(The request) Repeat each line of the material below exactly as it appears, minus any pictures.

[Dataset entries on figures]

[start]

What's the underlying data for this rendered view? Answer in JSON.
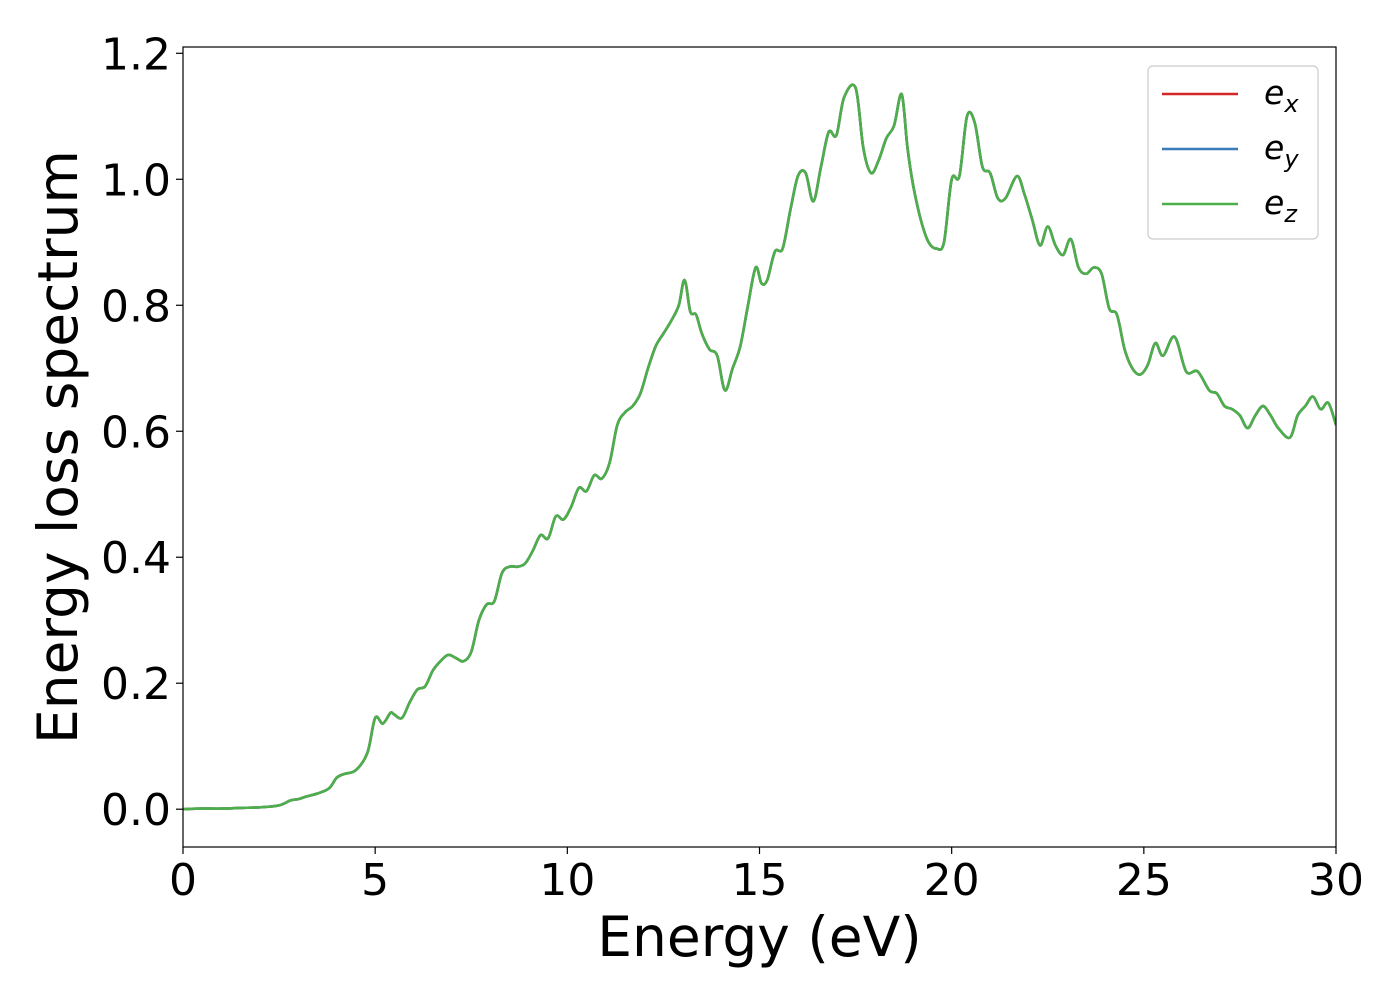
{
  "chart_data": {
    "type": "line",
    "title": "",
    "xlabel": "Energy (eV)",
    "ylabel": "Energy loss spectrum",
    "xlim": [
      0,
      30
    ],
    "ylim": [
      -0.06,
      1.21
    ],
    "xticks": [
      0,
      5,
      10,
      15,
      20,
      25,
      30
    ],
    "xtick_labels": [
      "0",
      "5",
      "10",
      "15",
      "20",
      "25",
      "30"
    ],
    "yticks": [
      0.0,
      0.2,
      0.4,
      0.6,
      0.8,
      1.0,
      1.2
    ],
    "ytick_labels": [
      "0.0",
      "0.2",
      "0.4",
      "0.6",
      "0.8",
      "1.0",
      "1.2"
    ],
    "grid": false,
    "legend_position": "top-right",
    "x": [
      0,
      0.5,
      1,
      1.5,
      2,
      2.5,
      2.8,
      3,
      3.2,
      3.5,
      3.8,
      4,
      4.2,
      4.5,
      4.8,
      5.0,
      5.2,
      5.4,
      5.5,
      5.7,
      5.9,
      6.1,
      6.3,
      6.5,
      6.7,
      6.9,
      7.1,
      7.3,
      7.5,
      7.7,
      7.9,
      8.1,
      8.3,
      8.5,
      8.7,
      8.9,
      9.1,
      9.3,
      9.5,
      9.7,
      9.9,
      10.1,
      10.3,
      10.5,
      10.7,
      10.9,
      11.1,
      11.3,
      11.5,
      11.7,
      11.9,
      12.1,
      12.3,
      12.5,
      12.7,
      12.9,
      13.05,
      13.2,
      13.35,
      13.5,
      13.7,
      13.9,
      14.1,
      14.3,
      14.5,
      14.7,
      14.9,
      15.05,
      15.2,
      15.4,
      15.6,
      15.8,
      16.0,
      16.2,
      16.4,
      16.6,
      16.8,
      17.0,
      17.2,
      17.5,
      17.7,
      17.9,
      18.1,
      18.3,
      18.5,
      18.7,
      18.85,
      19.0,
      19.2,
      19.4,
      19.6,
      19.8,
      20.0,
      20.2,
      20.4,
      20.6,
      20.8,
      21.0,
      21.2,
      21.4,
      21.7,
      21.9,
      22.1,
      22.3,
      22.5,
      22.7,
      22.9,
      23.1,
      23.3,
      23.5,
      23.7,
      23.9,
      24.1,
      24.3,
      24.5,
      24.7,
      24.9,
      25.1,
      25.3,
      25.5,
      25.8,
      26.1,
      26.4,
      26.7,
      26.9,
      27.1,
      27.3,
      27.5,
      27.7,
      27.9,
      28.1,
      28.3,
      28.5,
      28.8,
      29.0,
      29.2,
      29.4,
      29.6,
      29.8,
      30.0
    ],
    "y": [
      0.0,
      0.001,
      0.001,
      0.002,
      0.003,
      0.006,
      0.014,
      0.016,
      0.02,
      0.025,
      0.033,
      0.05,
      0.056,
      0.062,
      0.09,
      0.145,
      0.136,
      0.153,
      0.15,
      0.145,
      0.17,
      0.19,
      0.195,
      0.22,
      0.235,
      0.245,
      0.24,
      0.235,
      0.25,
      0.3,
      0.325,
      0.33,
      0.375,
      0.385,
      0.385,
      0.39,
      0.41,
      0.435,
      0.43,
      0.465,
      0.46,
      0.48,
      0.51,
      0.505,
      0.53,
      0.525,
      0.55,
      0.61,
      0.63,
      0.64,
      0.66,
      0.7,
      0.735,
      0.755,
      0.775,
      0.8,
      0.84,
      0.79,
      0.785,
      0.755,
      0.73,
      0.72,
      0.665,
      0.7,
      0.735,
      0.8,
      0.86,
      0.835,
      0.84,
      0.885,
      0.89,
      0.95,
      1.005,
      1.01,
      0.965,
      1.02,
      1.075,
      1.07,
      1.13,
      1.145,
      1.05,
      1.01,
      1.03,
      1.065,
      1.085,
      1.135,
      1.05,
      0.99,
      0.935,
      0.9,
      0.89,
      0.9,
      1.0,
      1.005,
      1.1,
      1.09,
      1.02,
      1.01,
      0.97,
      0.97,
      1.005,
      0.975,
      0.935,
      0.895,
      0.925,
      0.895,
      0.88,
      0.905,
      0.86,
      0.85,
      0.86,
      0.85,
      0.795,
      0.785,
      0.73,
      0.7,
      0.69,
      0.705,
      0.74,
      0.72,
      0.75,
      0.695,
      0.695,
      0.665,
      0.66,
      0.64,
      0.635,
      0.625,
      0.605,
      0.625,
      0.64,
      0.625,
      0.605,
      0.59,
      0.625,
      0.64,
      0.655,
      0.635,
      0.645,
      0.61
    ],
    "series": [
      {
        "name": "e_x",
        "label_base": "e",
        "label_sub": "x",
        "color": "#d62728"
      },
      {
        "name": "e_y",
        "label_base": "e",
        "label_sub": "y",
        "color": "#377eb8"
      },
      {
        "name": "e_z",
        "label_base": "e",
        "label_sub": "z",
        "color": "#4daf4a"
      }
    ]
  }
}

[end]

(Final answer)
What's the underlying data for this rendered view? Answer in JSON.
{
  "chart_data": {
    "type": "line",
    "title": "",
    "xlabel": "Energy (eV)",
    "ylabel": "Energy loss spectrum",
    "xlim": [
      0,
      30
    ],
    "ylim": [
      -0.06,
      1.21
    ],
    "xticks": [
      0,
      5,
      10,
      15,
      20,
      25,
      30
    ],
    "xtick_labels": [
      "0",
      "5",
      "10",
      "15",
      "20",
      "25",
      "30"
    ],
    "yticks": [
      0.0,
      0.2,
      0.4,
      0.6,
      0.8,
      1.0,
      1.2
    ],
    "ytick_labels": [
      "0.0",
      "0.2",
      "0.4",
      "0.6",
      "0.8",
      "1.0",
      "1.2"
    ],
    "grid": false,
    "legend_position": "top-right",
    "x": [
      0,
      0.5,
      1,
      1.5,
      2,
      2.5,
      2.8,
      3,
      3.2,
      3.5,
      3.8,
      4,
      4.2,
      4.5,
      4.8,
      5.0,
      5.2,
      5.4,
      5.5,
      5.7,
      5.9,
      6.1,
      6.3,
      6.5,
      6.7,
      6.9,
      7.1,
      7.3,
      7.5,
      7.7,
      7.9,
      8.1,
      8.3,
      8.5,
      8.7,
      8.9,
      9.1,
      9.3,
      9.5,
      9.7,
      9.9,
      10.1,
      10.3,
      10.5,
      10.7,
      10.9,
      11.1,
      11.3,
      11.5,
      11.7,
      11.9,
      12.1,
      12.3,
      12.5,
      12.7,
      12.9,
      13.05,
      13.2,
      13.35,
      13.5,
      13.7,
      13.9,
      14.1,
      14.3,
      14.5,
      14.7,
      14.9,
      15.05,
      15.2,
      15.4,
      15.6,
      15.8,
      16.0,
      16.2,
      16.4,
      16.6,
      16.8,
      17.0,
      17.2,
      17.5,
      17.7,
      17.9,
      18.1,
      18.3,
      18.5,
      18.7,
      18.85,
      19.0,
      19.2,
      19.4,
      19.6,
      19.8,
      20.0,
      20.2,
      20.4,
      20.6,
      20.8,
      21.0,
      21.2,
      21.4,
      21.7,
      21.9,
      22.1,
      22.3,
      22.5,
      22.7,
      22.9,
      23.1,
      23.3,
      23.5,
      23.7,
      23.9,
      24.1,
      24.3,
      24.5,
      24.7,
      24.9,
      25.1,
      25.3,
      25.5,
      25.8,
      26.1,
      26.4,
      26.7,
      26.9,
      27.1,
      27.3,
      27.5,
      27.7,
      27.9,
      28.1,
      28.3,
      28.5,
      28.8,
      29.0,
      29.2,
      29.4,
      29.6,
      29.8,
      30.0
    ],
    "y": [
      0.0,
      0.001,
      0.001,
      0.002,
      0.003,
      0.006,
      0.014,
      0.016,
      0.02,
      0.025,
      0.033,
      0.05,
      0.056,
      0.062,
      0.09,
      0.145,
      0.136,
      0.153,
      0.15,
      0.145,
      0.17,
      0.19,
      0.195,
      0.22,
      0.235,
      0.245,
      0.24,
      0.235,
      0.25,
      0.3,
      0.325,
      0.33,
      0.375,
      0.385,
      0.385,
      0.39,
      0.41,
      0.435,
      0.43,
      0.465,
      0.46,
      0.48,
      0.51,
      0.505,
      0.53,
      0.525,
      0.55,
      0.61,
      0.63,
      0.64,
      0.66,
      0.7,
      0.735,
      0.755,
      0.775,
      0.8,
      0.84,
      0.79,
      0.785,
      0.755,
      0.73,
      0.72,
      0.665,
      0.7,
      0.735,
      0.8,
      0.86,
      0.835,
      0.84,
      0.885,
      0.89,
      0.95,
      1.005,
      1.01,
      0.965,
      1.02,
      1.075,
      1.07,
      1.13,
      1.145,
      1.05,
      1.01,
      1.03,
      1.065,
      1.085,
      1.135,
      1.05,
      0.99,
      0.935,
      0.9,
      0.89,
      0.9,
      1.0,
      1.005,
      1.1,
      1.09,
      1.02,
      1.01,
      0.97,
      0.97,
      1.005,
      0.975,
      0.935,
      0.895,
      0.925,
      0.895,
      0.88,
      0.905,
      0.86,
      0.85,
      0.86,
      0.85,
      0.795,
      0.785,
      0.73,
      0.7,
      0.69,
      0.705,
      0.74,
      0.72,
      0.75,
      0.695,
      0.695,
      0.665,
      0.66,
      0.64,
      0.635,
      0.625,
      0.605,
      0.625,
      0.64,
      0.625,
      0.605,
      0.59,
      0.625,
      0.64,
      0.655,
      0.635,
      0.645,
      0.61
    ],
    "series": [
      {
        "name": "e_x",
        "label_base": "e",
        "label_sub": "x",
        "color": "#d62728"
      },
      {
        "name": "e_y",
        "label_base": "e",
        "label_sub": "y",
        "color": "#377eb8"
      },
      {
        "name": "e_z",
        "label_base": "e",
        "label_sub": "z",
        "color": "#4daf4a"
      }
    ]
  }
}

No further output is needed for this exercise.